Instructions to follow. Print all the entries verbatim.

***** Source material

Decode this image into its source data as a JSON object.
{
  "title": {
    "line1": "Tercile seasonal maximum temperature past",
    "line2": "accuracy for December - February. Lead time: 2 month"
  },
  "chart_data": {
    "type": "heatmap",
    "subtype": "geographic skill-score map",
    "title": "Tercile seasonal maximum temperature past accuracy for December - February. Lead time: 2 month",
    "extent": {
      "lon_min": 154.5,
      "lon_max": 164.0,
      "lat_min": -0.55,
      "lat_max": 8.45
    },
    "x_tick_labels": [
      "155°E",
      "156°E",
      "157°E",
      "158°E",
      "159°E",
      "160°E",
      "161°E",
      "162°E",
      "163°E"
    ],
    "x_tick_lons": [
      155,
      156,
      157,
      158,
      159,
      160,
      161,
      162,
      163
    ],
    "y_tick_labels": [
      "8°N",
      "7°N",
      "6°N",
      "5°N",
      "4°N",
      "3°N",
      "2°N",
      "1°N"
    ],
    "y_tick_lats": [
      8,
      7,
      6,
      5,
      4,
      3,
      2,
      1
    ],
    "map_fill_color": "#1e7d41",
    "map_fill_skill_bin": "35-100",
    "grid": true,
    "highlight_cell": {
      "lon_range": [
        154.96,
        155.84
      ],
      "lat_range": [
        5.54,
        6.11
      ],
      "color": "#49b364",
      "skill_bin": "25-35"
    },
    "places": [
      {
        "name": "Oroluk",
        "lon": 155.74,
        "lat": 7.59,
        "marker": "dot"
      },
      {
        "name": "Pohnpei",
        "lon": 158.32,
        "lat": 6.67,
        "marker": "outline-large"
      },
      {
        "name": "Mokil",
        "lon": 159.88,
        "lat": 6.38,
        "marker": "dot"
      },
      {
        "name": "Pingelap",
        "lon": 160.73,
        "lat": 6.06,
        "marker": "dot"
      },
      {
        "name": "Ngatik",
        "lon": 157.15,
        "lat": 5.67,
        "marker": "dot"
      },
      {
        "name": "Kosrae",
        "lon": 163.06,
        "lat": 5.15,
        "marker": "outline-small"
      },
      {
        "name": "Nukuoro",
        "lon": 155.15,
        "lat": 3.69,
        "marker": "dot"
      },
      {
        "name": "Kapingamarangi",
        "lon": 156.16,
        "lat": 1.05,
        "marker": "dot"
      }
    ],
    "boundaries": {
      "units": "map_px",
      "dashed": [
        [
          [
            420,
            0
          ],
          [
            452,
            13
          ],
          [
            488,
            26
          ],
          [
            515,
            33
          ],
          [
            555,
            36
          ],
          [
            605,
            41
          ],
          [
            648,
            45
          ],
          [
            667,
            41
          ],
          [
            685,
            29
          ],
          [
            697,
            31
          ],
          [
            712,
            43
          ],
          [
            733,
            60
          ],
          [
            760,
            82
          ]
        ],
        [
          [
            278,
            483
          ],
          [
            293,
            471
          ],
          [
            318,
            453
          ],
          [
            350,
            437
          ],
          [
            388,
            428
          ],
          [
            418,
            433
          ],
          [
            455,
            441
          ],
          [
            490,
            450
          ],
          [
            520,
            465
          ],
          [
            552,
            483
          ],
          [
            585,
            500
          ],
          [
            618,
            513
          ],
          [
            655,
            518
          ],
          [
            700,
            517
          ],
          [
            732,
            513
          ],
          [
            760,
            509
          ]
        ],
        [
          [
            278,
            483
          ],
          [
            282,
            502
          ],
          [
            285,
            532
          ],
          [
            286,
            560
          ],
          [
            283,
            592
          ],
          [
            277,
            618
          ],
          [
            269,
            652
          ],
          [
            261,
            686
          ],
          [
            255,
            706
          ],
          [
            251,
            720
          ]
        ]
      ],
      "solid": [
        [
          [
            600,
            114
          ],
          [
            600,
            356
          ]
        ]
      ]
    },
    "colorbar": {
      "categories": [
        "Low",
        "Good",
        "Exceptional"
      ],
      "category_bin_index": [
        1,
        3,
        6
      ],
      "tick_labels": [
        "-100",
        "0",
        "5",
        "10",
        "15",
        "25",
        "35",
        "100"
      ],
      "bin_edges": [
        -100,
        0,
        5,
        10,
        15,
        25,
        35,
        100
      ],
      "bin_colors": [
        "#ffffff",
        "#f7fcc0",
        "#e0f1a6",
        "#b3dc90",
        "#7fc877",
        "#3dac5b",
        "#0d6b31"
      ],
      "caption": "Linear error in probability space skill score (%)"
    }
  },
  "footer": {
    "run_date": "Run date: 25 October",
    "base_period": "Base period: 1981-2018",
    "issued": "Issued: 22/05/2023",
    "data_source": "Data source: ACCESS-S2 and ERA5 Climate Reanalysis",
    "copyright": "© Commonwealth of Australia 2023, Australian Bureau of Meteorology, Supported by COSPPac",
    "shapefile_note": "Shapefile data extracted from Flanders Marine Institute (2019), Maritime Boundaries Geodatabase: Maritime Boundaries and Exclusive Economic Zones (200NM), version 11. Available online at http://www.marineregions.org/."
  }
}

**********

Response.
Decode this image into its source data as a JSON object.
{
  "title": {
    "line1": "Tercile seasonal maximum temperature past",
    "line2": "accuracy for December - February. Lead time: 2 month"
  },
  "chart_data": {
    "type": "heatmap",
    "subtype": "geographic skill-score map",
    "title": "Tercile seasonal maximum temperature past accuracy for December - February. Lead time: 2 month",
    "extent": {
      "lon_min": 154.5,
      "lon_max": 164.0,
      "lat_min": -0.55,
      "lat_max": 8.45
    },
    "x_tick_labels": [
      "155°E",
      "156°E",
      "157°E",
      "158°E",
      "159°E",
      "160°E",
      "161°E",
      "162°E",
      "163°E"
    ],
    "x_tick_lons": [
      155,
      156,
      157,
      158,
      159,
      160,
      161,
      162,
      163
    ],
    "y_tick_labels": [
      "8°N",
      "7°N",
      "6°N",
      "5°N",
      "4°N",
      "3°N",
      "2°N",
      "1°N"
    ],
    "y_tick_lats": [
      8,
      7,
      6,
      5,
      4,
      3,
      2,
      1
    ],
    "map_fill_color": "#1e7d41",
    "map_fill_skill_bin": "35-100",
    "grid": true,
    "highlight_cell": {
      "lon_range": [
        154.96,
        155.84
      ],
      "lat_range": [
        5.54,
        6.11
      ],
      "color": "#49b364",
      "skill_bin": "25-35"
    },
    "places": [
      {
        "name": "Oroluk",
        "lon": 155.74,
        "lat": 7.59,
        "marker": "dot"
      },
      {
        "name": "Pohnpei",
        "lon": 158.32,
        "lat": 6.67,
        "marker": "outline-large"
      },
      {
        "name": "Mokil",
        "lon": 159.88,
        "lat": 6.38,
        "marker": "dot"
      },
      {
        "name": "Pingelap",
        "lon": 160.73,
        "lat": 6.06,
        "marker": "dot"
      },
      {
        "name": "Ngatik",
        "lon": 157.15,
        "lat": 5.67,
        "marker": "dot"
      },
      {
        "name": "Kosrae",
        "lon": 163.06,
        "lat": 5.15,
        "marker": "outline-small"
      },
      {
        "name": "Nukuoro",
        "lon": 155.15,
        "lat": 3.69,
        "marker": "dot"
      },
      {
        "name": "Kapingamarangi",
        "lon": 156.16,
        "lat": 1.05,
        "marker": "dot"
      }
    ],
    "boundaries": {
      "units": "map_px",
      "dashed": [
        [
          [
            420,
            0
          ],
          [
            452,
            13
          ],
          [
            488,
            26
          ],
          [
            515,
            33
          ],
          [
            555,
            36
          ],
          [
            605,
            41
          ],
          [
            648,
            45
          ],
          [
            667,
            41
          ],
          [
            685,
            29
          ],
          [
            697,
            31
          ],
          [
            712,
            43
          ],
          [
            733,
            60
          ],
          [
            760,
            82
          ]
        ],
        [
          [
            278,
            483
          ],
          [
            293,
            471
          ],
          [
            318,
            453
          ],
          [
            350,
            437
          ],
          [
            388,
            428
          ],
          [
            418,
            433
          ],
          [
            455,
            441
          ],
          [
            490,
            450
          ],
          [
            520,
            465
          ],
          [
            552,
            483
          ],
          [
            585,
            500
          ],
          [
            618,
            513
          ],
          [
            655,
            518
          ],
          [
            700,
            517
          ],
          [
            732,
            513
          ],
          [
            760,
            509
          ]
        ],
        [
          [
            278,
            483
          ],
          [
            282,
            502
          ],
          [
            285,
            532
          ],
          [
            286,
            560
          ],
          [
            283,
            592
          ],
          [
            277,
            618
          ],
          [
            269,
            652
          ],
          [
            261,
            686
          ],
          [
            255,
            706
          ],
          [
            251,
            720
          ]
        ]
      ],
      "solid": [
        [
          [
            600,
            114
          ],
          [
            600,
            356
          ]
        ]
      ]
    },
    "colorbar": {
      "categories": [
        "Low",
        "Good",
        "Exceptional"
      ],
      "category_bin_index": [
        1,
        3,
        6
      ],
      "tick_labels": [
        "-100",
        "0",
        "5",
        "10",
        "15",
        "25",
        "35",
        "100"
      ],
      "bin_edges": [
        -100,
        0,
        5,
        10,
        15,
        25,
        35,
        100
      ],
      "bin_colors": [
        "#ffffff",
        "#f7fcc0",
        "#e0f1a6",
        "#b3dc90",
        "#7fc877",
        "#3dac5b",
        "#0d6b31"
      ],
      "caption": "Linear error in probability space skill score (%)"
    }
  },
  "footer": {
    "run_date": "Run date: 25 October",
    "base_period": "Base period: 1981-2018",
    "issued": "Issued: 22/05/2023",
    "data_source": "Data source: ACCESS-S2 and ERA5 Climate Reanalysis",
    "copyright": "© Commonwealth of Australia 2023, Australian Bureau of Meteorology, Supported by COSPPac",
    "shapefile_note": "Shapefile data extracted from Flanders Marine Institute (2019), Maritime Boundaries Geodatabase: Maritime Boundaries and Exclusive Economic Zones (200NM), version 11. Available online at http://www.marineregions.org/."
  }
}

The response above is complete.